** REQUIRED WORK **
Only the lines from the line containing "Output a JSON" through the final line of the entries should be printed, exactly as given, with the pictures left out.

***

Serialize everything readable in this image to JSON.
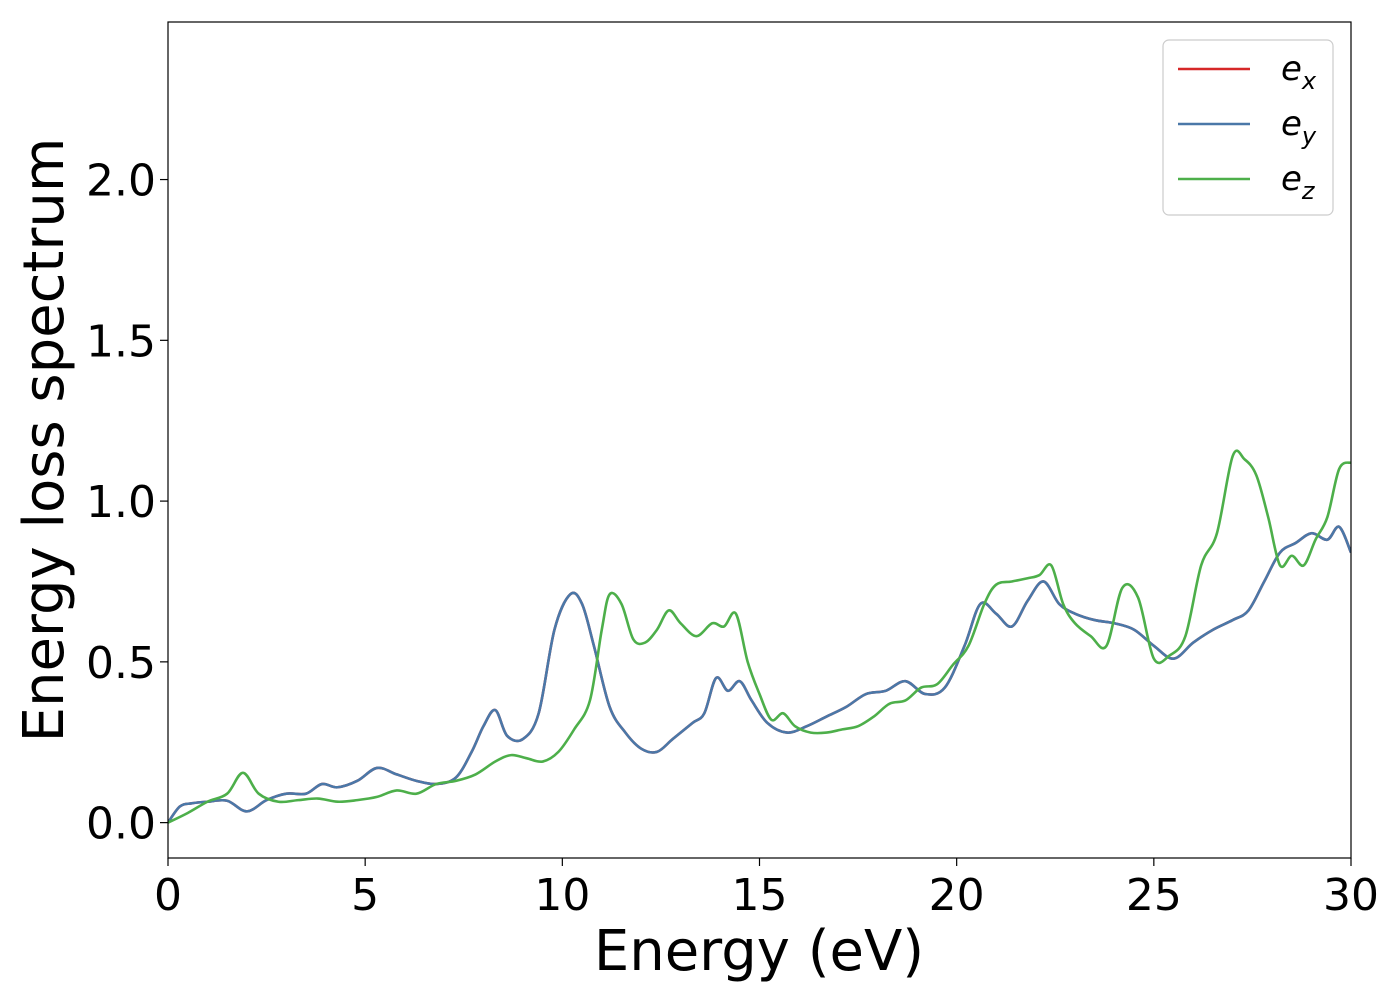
{
  "chart_data": {
    "type": "line",
    "xlabel": "Energy (eV)",
    "ylabel": "Energy loss spectrum",
    "xlim": [
      0,
      30
    ],
    "ylim": [
      -0.11,
      2.49
    ],
    "xticks": [
      0,
      5,
      10,
      15,
      20,
      25,
      30
    ],
    "xtick_labels": [
      "0",
      "5",
      "10",
      "15",
      "20",
      "25",
      "30"
    ],
    "yticks": [
      0.0,
      0.5,
      1.0,
      1.5,
      2.0
    ],
    "ytick_labels": [
      "0.0",
      "0.5",
      "1.0",
      "1.5",
      "2.0"
    ],
    "grid": false,
    "legend_position": "top-right",
    "series": [
      {
        "name": "e_x",
        "label_base": "e",
        "label_sub": "x",
        "color": "#d62728",
        "x": [
          0,
          0.3,
          0.6,
          1.0,
          1.5,
          2.0,
          2.5,
          3.0,
          3.5,
          3.9,
          4.3,
          4.8,
          5.3,
          5.8,
          6.3,
          6.8,
          7.3,
          7.7,
          8.0,
          8.3,
          8.6,
          9.0,
          9.4,
          9.8,
          10.2,
          10.5,
          10.8,
          11.2,
          11.6,
          12.0,
          12.4,
          12.8,
          13.3,
          13.6,
          13.9,
          14.2,
          14.5,
          14.8,
          15.2,
          15.7,
          16.2,
          16.7,
          17.2,
          17.7,
          18.2,
          18.7,
          19.2,
          19.7,
          20.2,
          20.6,
          21.0,
          21.4,
          21.8,
          22.2,
          22.6,
          23.0,
          23.5,
          24.0,
          24.5,
          25.0,
          25.5,
          26.0,
          26.5,
          27.0,
          27.4,
          27.8,
          28.2,
          28.6,
          29.0,
          29.4,
          29.7,
          30.0
        ],
        "values": [
          0.0,
          0.05,
          0.06,
          0.065,
          0.068,
          0.035,
          0.07,
          0.09,
          0.09,
          0.12,
          0.11,
          0.13,
          0.17,
          0.15,
          0.13,
          0.12,
          0.14,
          0.22,
          0.3,
          0.35,
          0.27,
          0.26,
          0.34,
          0.6,
          0.71,
          0.68,
          0.55,
          0.36,
          0.28,
          0.23,
          0.22,
          0.26,
          0.31,
          0.34,
          0.45,
          0.41,
          0.44,
          0.38,
          0.31,
          0.28,
          0.3,
          0.33,
          0.36,
          0.4,
          0.41,
          0.44,
          0.4,
          0.42,
          0.55,
          0.68,
          0.65,
          0.61,
          0.69,
          0.75,
          0.68,
          0.65,
          0.63,
          0.62,
          0.6,
          0.55,
          0.51,
          0.56,
          0.6,
          0.63,
          0.66,
          0.75,
          0.84,
          0.87,
          0.9,
          0.88,
          0.92,
          0.84
        ]
      },
      {
        "name": "e_y",
        "label_base": "e",
        "label_sub": "y",
        "color": "#4a78a8",
        "x": [
          0,
          0.3,
          0.6,
          1.0,
          1.5,
          2.0,
          2.5,
          3.0,
          3.5,
          3.9,
          4.3,
          4.8,
          5.3,
          5.8,
          6.3,
          6.8,
          7.3,
          7.7,
          8.0,
          8.3,
          8.6,
          9.0,
          9.4,
          9.8,
          10.2,
          10.5,
          10.8,
          11.2,
          11.6,
          12.0,
          12.4,
          12.8,
          13.3,
          13.6,
          13.9,
          14.2,
          14.5,
          14.8,
          15.2,
          15.7,
          16.2,
          16.7,
          17.2,
          17.7,
          18.2,
          18.7,
          19.2,
          19.7,
          20.2,
          20.6,
          21.0,
          21.4,
          21.8,
          22.2,
          22.6,
          23.0,
          23.5,
          24.0,
          24.5,
          25.0,
          25.5,
          26.0,
          26.5,
          27.0,
          27.4,
          27.8,
          28.2,
          28.6,
          29.0,
          29.4,
          29.7,
          30.0
        ],
        "values": [
          0.0,
          0.05,
          0.06,
          0.065,
          0.068,
          0.035,
          0.07,
          0.09,
          0.09,
          0.12,
          0.11,
          0.13,
          0.17,
          0.15,
          0.13,
          0.12,
          0.14,
          0.22,
          0.3,
          0.35,
          0.27,
          0.26,
          0.34,
          0.6,
          0.71,
          0.68,
          0.55,
          0.36,
          0.28,
          0.23,
          0.22,
          0.26,
          0.31,
          0.34,
          0.45,
          0.41,
          0.44,
          0.38,
          0.31,
          0.28,
          0.3,
          0.33,
          0.36,
          0.4,
          0.41,
          0.44,
          0.4,
          0.42,
          0.55,
          0.68,
          0.65,
          0.61,
          0.69,
          0.75,
          0.68,
          0.65,
          0.63,
          0.62,
          0.6,
          0.55,
          0.51,
          0.56,
          0.6,
          0.63,
          0.66,
          0.75,
          0.84,
          0.87,
          0.9,
          0.88,
          0.92,
          0.84
        ]
      },
      {
        "name": "e_z",
        "label_base": "e",
        "label_sub": "z",
        "color": "#4daf4a",
        "x": [
          0,
          0.5,
          1.0,
          1.5,
          1.9,
          2.3,
          2.8,
          3.3,
          3.8,
          4.3,
          4.8,
          5.3,
          5.8,
          6.3,
          6.8,
          7.3,
          7.8,
          8.3,
          8.7,
          9.1,
          9.5,
          9.9,
          10.3,
          10.7,
          11.0,
          11.2,
          11.5,
          11.8,
          12.1,
          12.4,
          12.7,
          13.0,
          13.4,
          13.8,
          14.1,
          14.4,
          14.7,
          15.0,
          15.3,
          15.6,
          15.9,
          16.3,
          16.7,
          17.1,
          17.5,
          17.9,
          18.3,
          18.7,
          19.1,
          19.5,
          19.9,
          20.3,
          20.7,
          21.0,
          21.4,
          21.8,
          22.1,
          22.4,
          22.7,
          23.0,
          23.4,
          23.8,
          24.2,
          24.6,
          25.0,
          25.4,
          25.8,
          26.2,
          26.6,
          27.0,
          27.3,
          27.6,
          27.9,
          28.2,
          28.5,
          28.8,
          29.1,
          29.4,
          29.7,
          30.0
        ],
        "values": [
          0.0,
          0.03,
          0.065,
          0.09,
          0.155,
          0.09,
          0.065,
          0.07,
          0.075,
          0.065,
          0.07,
          0.08,
          0.1,
          0.09,
          0.12,
          0.13,
          0.15,
          0.19,
          0.21,
          0.2,
          0.19,
          0.22,
          0.29,
          0.38,
          0.6,
          0.71,
          0.68,
          0.57,
          0.56,
          0.6,
          0.66,
          0.62,
          0.58,
          0.62,
          0.61,
          0.65,
          0.5,
          0.4,
          0.32,
          0.34,
          0.3,
          0.28,
          0.28,
          0.29,
          0.3,
          0.33,
          0.37,
          0.38,
          0.42,
          0.43,
          0.49,
          0.55,
          0.68,
          0.74,
          0.75,
          0.76,
          0.77,
          0.8,
          0.68,
          0.62,
          0.58,
          0.55,
          0.73,
          0.7,
          0.51,
          0.52,
          0.58,
          0.8,
          0.9,
          1.14,
          1.13,
          1.08,
          0.95,
          0.8,
          0.83,
          0.8,
          0.88,
          0.95,
          1.1,
          1.12
        ]
      }
    ]
  }
}
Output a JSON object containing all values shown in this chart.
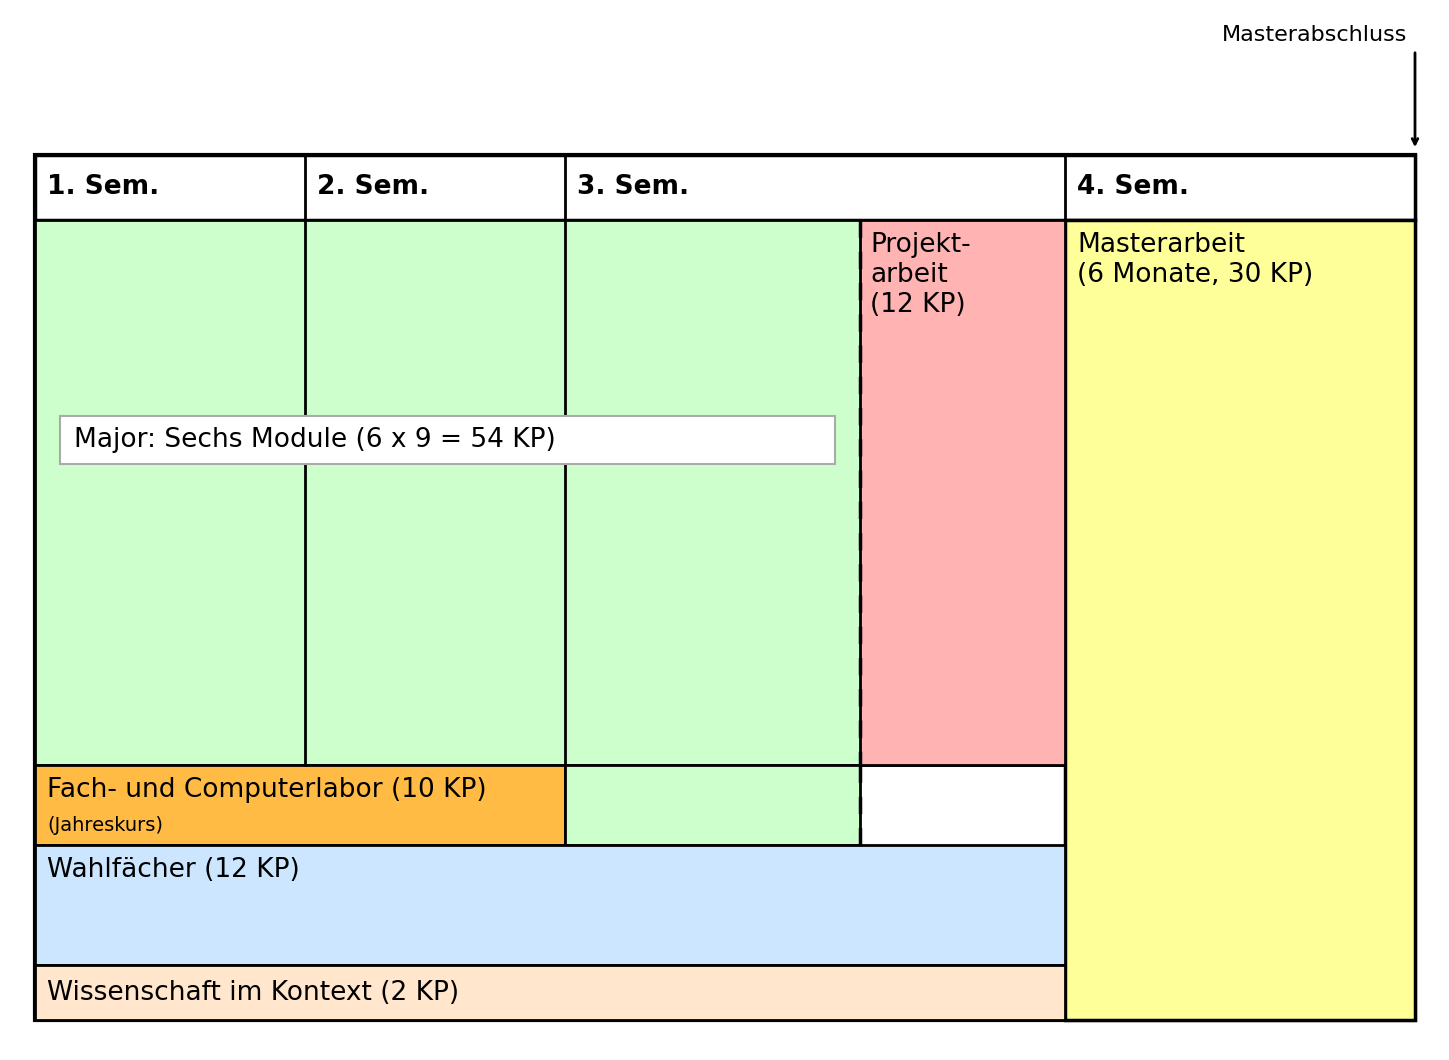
{
  "fig_width": 14.49,
  "fig_height": 10.6,
  "background_color": "#ffffff",
  "semester_labels": [
    "1. Sem.",
    "2. Sem.",
    "3. Sem.",
    "4. Sem."
  ],
  "green_color": "#ccffcc",
  "pink_color": "#ffb3b3",
  "yellow_color": "#ffff99",
  "orange_color": "#ffbb44",
  "blue_color": "#cce6ff",
  "peach_color": "#ffe6cc",
  "masterabschluss_label": "Masterabschluss",
  "major_label": "Major: Sechs Module (6 x 9 = 54 KP)",
  "projektarbeit_label": "Projekt-\narbeit\n(12 KP)",
  "masterarbeit_label": "Masterarbeit\n(6 Monate, 30 KP)",
  "labor_label": "Fach- und Computerlabor (10 KP)",
  "labor_sublabel": "(Jahreskurs)",
  "wahlfach_label": "Wahlfächer (12 KP)",
  "wissenschaft_label": "Wissenschaft im Kontext (2 KP)"
}
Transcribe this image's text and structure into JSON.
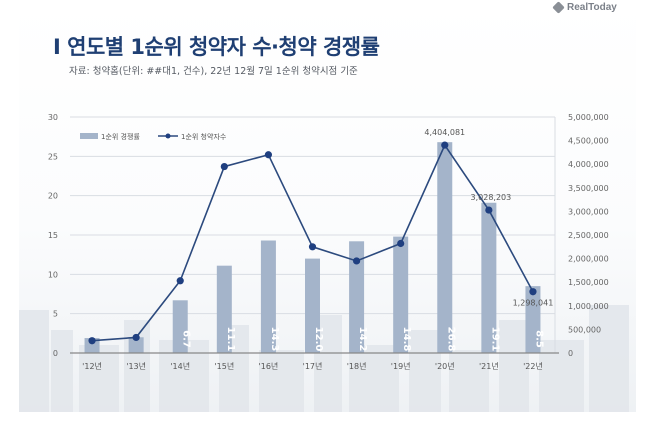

***

** EXERCISE OUTPUT **
Output a JSON object containing all values shown in this chart.
{
  "fig_width": 14.49,
  "fig_height": 10.6,
  "background_color": "#ffffff",
  "semester_labels": [
    "1. Sem.",
    "2. Sem.",
    "3. Sem.",
    "4. Sem."
  ],
  "green_color": "#ccffcc",
  "pink_color": "#ffb3b3",
  "yellow_color": "#ffff99",
  "orange_color": "#ffbb44",
  "blue_color": "#cce6ff",
  "peach_color": "#ffe6cc",
  "masterabschluss_label": "Masterabschluss",
  "major_label": "Major: Sechs Module (6 x 9 = 54 KP)",
  "projektarbeit_label": "Projekt-\narbeit\n(12 KP)",
  "masterarbeit_label": "Masterarbeit\n(6 Monate, 30 KP)",
  "labor_label": "Fach- und Computerlabor (10 KP)",
  "labor_sublabel": "(Jahreskurs)",
  "wahlfach_label": "Wahlfächer (12 KP)",
  "wissenschaft_label": "Wissenschaft im Kontext (2 KP)"
}
Transcribe this image's text and structure into JSON.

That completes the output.